**The problem**
Output the entries word for word. Omit images.

**Dataset records**
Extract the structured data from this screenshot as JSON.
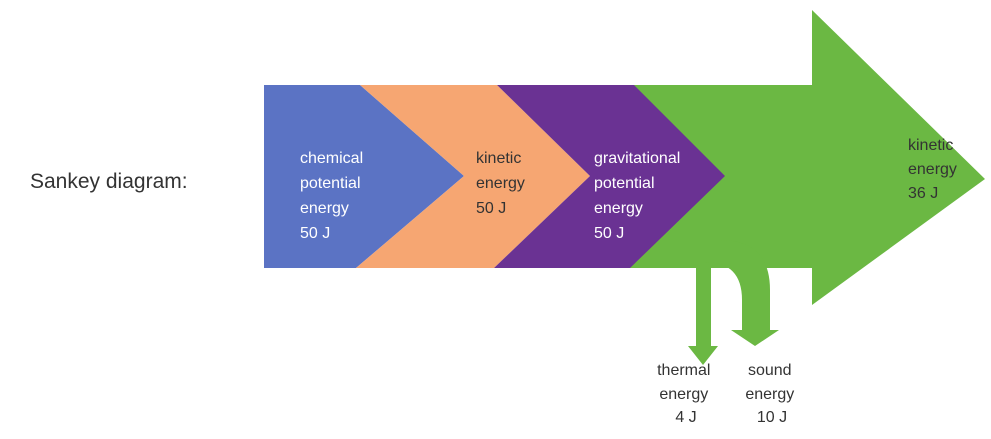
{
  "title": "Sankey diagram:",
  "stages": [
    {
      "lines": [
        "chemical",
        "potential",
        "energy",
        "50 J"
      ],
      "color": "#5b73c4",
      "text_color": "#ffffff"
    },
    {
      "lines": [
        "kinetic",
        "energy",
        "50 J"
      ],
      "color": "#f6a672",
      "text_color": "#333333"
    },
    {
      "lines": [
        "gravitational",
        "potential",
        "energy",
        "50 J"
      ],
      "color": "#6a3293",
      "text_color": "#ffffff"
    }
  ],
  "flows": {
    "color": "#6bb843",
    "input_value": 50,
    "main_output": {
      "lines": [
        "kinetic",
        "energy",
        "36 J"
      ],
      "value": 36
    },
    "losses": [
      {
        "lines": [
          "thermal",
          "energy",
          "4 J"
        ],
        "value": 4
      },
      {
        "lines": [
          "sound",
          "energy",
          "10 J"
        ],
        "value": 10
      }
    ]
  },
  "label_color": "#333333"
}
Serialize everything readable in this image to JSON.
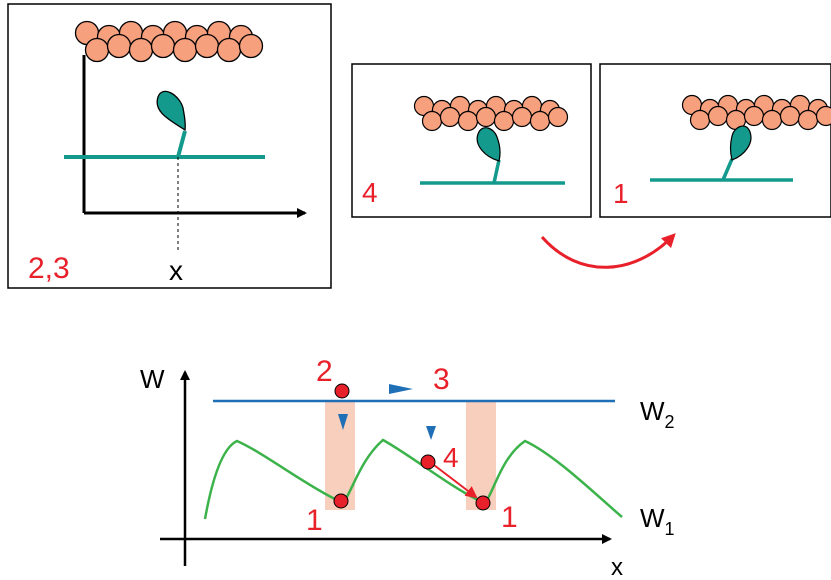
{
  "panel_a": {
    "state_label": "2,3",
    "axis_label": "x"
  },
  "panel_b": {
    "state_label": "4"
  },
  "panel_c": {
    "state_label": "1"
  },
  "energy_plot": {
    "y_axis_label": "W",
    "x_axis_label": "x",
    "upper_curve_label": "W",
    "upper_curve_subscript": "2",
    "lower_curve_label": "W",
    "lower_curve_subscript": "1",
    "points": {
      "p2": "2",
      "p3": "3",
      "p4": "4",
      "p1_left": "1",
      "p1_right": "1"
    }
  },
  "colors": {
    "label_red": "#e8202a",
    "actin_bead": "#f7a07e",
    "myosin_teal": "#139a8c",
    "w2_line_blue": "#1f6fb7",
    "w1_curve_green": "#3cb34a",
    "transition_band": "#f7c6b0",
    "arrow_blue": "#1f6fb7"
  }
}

**Correct response**
Extract the structured data from this screenshot as JSON.
{
  "title": "Sankey diagram:",
  "stages": [
    {
      "lines": [
        "chemical",
        "potential",
        "energy",
        "50 J"
      ],
      "color": "#5b73c4",
      "text_color": "#ffffff"
    },
    {
      "lines": [
        "kinetic",
        "energy",
        "50 J"
      ],
      "color": "#f6a672",
      "text_color": "#333333"
    },
    {
      "lines": [
        "gravitational",
        "potential",
        "energy",
        "50 J"
      ],
      "color": "#6a3293",
      "text_color": "#ffffff"
    }
  ],
  "flows": {
    "color": "#6bb843",
    "input_value": 50,
    "main_output": {
      "lines": [
        "kinetic",
        "energy",
        "36 J"
      ],
      "value": 36
    },
    "losses": [
      {
        "lines": [
          "thermal",
          "energy",
          "4 J"
        ],
        "value": 4
      },
      {
        "lines": [
          "sound",
          "energy",
          "10 J"
        ],
        "value": 10
      }
    ]
  },
  "label_color": "#333333"
}
Serialize everything readable in this image to JSON.
{
  "panel_a": {
    "state_label": "2,3",
    "axis_label": "x"
  },
  "panel_b": {
    "state_label": "4"
  },
  "panel_c": {
    "state_label": "1"
  },
  "energy_plot": {
    "y_axis_label": "W",
    "x_axis_label": "x",
    "upper_curve_label": "W",
    "upper_curve_subscript": "2",
    "lower_curve_label": "W",
    "lower_curve_subscript": "1",
    "points": {
      "p2": "2",
      "p3": "3",
      "p4": "4",
      "p1_left": "1",
      "p1_right": "1"
    }
  },
  "colors": {
    "label_red": "#e8202a",
    "actin_bead": "#f7a07e",
    "myosin_teal": "#139a8c",
    "w2_line_blue": "#1f6fb7",
    "w1_curve_green": "#3cb34a",
    "transition_band": "#f7c6b0",
    "arrow_blue": "#1f6fb7"
  }
}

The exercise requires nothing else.